===== MATERIAL FOR THIS EXERCISE =====

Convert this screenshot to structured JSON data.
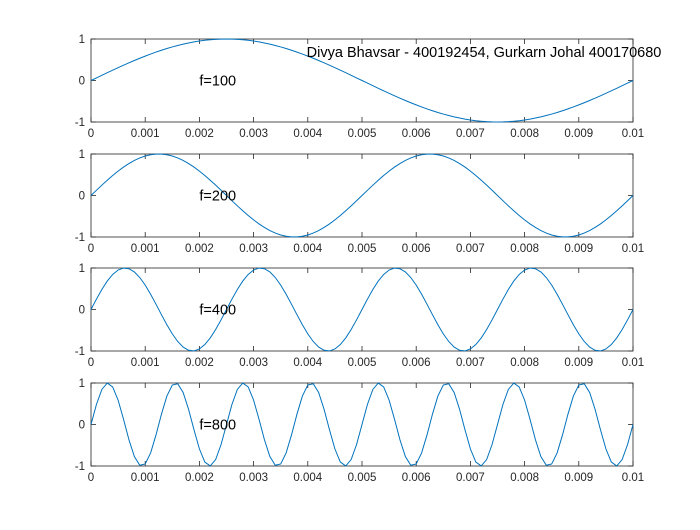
{
  "figure": {
    "title": "Divya Bhavsar - 400192454, Gurkarn Johal 400170680"
  },
  "colors": {
    "line": "#0072BD",
    "axis": "#262626"
  },
  "chart_data": [
    {
      "type": "line",
      "function": "sine",
      "frequency": 100,
      "sample_step": 0.0001,
      "annotation": "f=100",
      "xlim": [
        0,
        0.01
      ],
      "ylim": [
        -1,
        1
      ],
      "xticks": [
        "0",
        "0.001",
        "0.002",
        "0.003",
        "0.004",
        "0.005",
        "0.006",
        "0.007",
        "0.008",
        "0.009",
        "0.01"
      ],
      "yticks": [
        "-1",
        "0",
        "1"
      ]
    },
    {
      "type": "line",
      "function": "sine",
      "frequency": 200,
      "sample_step": 0.0001,
      "annotation": "f=200",
      "xlim": [
        0,
        0.01
      ],
      "ylim": [
        -1,
        1
      ],
      "xticks": [
        "0",
        "0.001",
        "0.002",
        "0.003",
        "0.004",
        "0.005",
        "0.006",
        "0.007",
        "0.008",
        "0.009",
        "0.01"
      ],
      "yticks": [
        "-1",
        "0",
        "1"
      ]
    },
    {
      "type": "line",
      "function": "sine",
      "frequency": 400,
      "sample_step": 0.0001,
      "annotation": "f=400",
      "xlim": [
        0,
        0.01
      ],
      "ylim": [
        -1,
        1
      ],
      "xticks": [
        "0",
        "0.001",
        "0.002",
        "0.003",
        "0.004",
        "0.005",
        "0.006",
        "0.007",
        "0.008",
        "0.009",
        "0.01"
      ],
      "yticks": [
        "-1",
        "0",
        "1"
      ]
    },
    {
      "type": "line",
      "function": "sine",
      "frequency": 800,
      "sample_step": 0.0001,
      "annotation": "f=800",
      "xlim": [
        0,
        0.01
      ],
      "ylim": [
        -1,
        1
      ],
      "xticks": [
        "0",
        "0.001",
        "0.002",
        "0.003",
        "0.004",
        "0.005",
        "0.006",
        "0.007",
        "0.008",
        "0.009",
        "0.01"
      ],
      "yticks": [
        "-1",
        "0",
        "1"
      ]
    }
  ]
}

=====

» **WORK TO BE COMPLETED**
Reproduce every line above as written, skipping pictures.

» **SOLUTION TO THIS EXERCISE**
Convert this screenshot to structured JSON data.
{
  "figure": {
    "title": "Divya Bhavsar - 400192454, Gurkarn Johal 400170680"
  },
  "colors": {
    "line": "#0072BD",
    "axis": "#262626"
  },
  "chart_data": [
    {
      "type": "line",
      "function": "sine",
      "frequency": 100,
      "sample_step": 0.0001,
      "annotation": "f=100",
      "xlim": [
        0,
        0.01
      ],
      "ylim": [
        -1,
        1
      ],
      "xticks": [
        "0",
        "0.001",
        "0.002",
        "0.003",
        "0.004",
        "0.005",
        "0.006",
        "0.007",
        "0.008",
        "0.009",
        "0.01"
      ],
      "yticks": [
        "-1",
        "0",
        "1"
      ]
    },
    {
      "type": "line",
      "function": "sine",
      "frequency": 200,
      "sample_step": 0.0001,
      "annotation": "f=200",
      "xlim": [
        0,
        0.01
      ],
      "ylim": [
        -1,
        1
      ],
      "xticks": [
        "0",
        "0.001",
        "0.002",
        "0.003",
        "0.004",
        "0.005",
        "0.006",
        "0.007",
        "0.008",
        "0.009",
        "0.01"
      ],
      "yticks": [
        "-1",
        "0",
        "1"
      ]
    },
    {
      "type": "line",
      "function": "sine",
      "frequency": 400,
      "sample_step": 0.0001,
      "annotation": "f=400",
      "xlim": [
        0,
        0.01
      ],
      "ylim": [
        -1,
        1
      ],
      "xticks": [
        "0",
        "0.001",
        "0.002",
        "0.003",
        "0.004",
        "0.005",
        "0.006",
        "0.007",
        "0.008",
        "0.009",
        "0.01"
      ],
      "yticks": [
        "-1",
        "0",
        "1"
      ]
    },
    {
      "type": "line",
      "function": "sine",
      "frequency": 800,
      "sample_step": 0.0001,
      "annotation": "f=800",
      "xlim": [
        0,
        0.01
      ],
      "ylim": [
        -1,
        1
      ],
      "xticks": [
        "0",
        "0.001",
        "0.002",
        "0.003",
        "0.004",
        "0.005",
        "0.006",
        "0.007",
        "0.008",
        "0.009",
        "0.01"
      ],
      "yticks": [
        "-1",
        "0",
        "1"
      ]
    }
  ]
}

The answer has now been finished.